-- Begin --
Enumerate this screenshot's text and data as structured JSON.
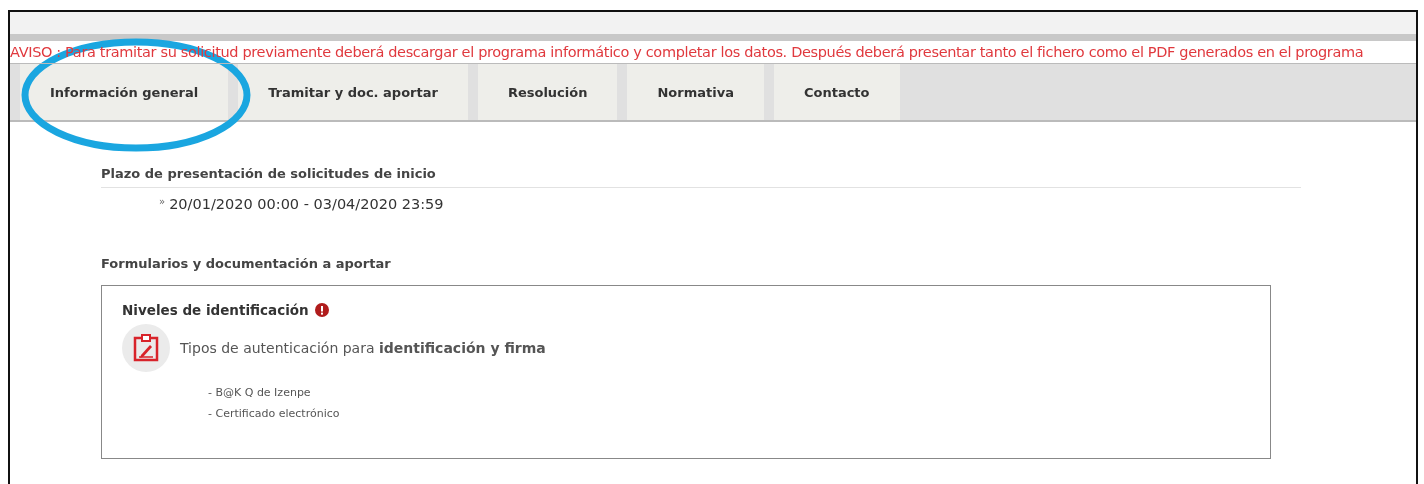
{
  "notice": "AVISO : Para tramitar su solicitud previamente deberá descargar el programa informático y completar los datos. Después deberá presentar tanto el fichero como el PDF generados en el programa",
  "tabs": [
    {
      "label": "Información general"
    },
    {
      "label": "Tramitar y doc. aportar"
    },
    {
      "label": "Resolución"
    },
    {
      "label": "Normativa"
    },
    {
      "label": "Contacto"
    }
  ],
  "deadline": {
    "heading": "Plazo de presentación de solicitudes de inicio",
    "marker": "»",
    "period": "20/01/2020 00:00 - 03/04/2020 23:59"
  },
  "documents": {
    "heading": "Formularios y documentación a aportar",
    "card": {
      "title": "Niveles de identificación",
      "text": "Tipos de autenticación para **identificación y firma**",
      "items": [
        "- B@K Q de Izenpe",
        "- Certificado electrónico"
      ]
    }
  }
}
-- End --
YOUR OBJECTIVE: Without the pictures, restate all the entries above exactly.

PROBLEM SOLUTION:
Enumerate this screenshot's text and data as structured JSON.
{
  "notice": "AVISO : Para tramitar su solicitud previamente deberá descargar el programa informático y completar los datos. Después deberá presentar tanto el fichero como el PDF generados en el programa",
  "tabs": [
    {
      "label": "Información general"
    },
    {
      "label": "Tramitar y doc. aportar"
    },
    {
      "label": "Resolución"
    },
    {
      "label": "Normativa"
    },
    {
      "label": "Contacto"
    }
  ],
  "deadline": {
    "heading": "Plazo de presentación de solicitudes de inicio",
    "marker": "»",
    "period": "20/01/2020 00:00 - 03/04/2020 23:59"
  },
  "documents": {
    "heading": "Formularios y documentación a aportar",
    "card": {
      "title": "Niveles de identificación",
      "text": "Tipos de autenticación para **identificación y firma**",
      "items": [
        "- B@K Q de Izenpe",
        "- Certificado electrónico"
      ]
    }
  }
}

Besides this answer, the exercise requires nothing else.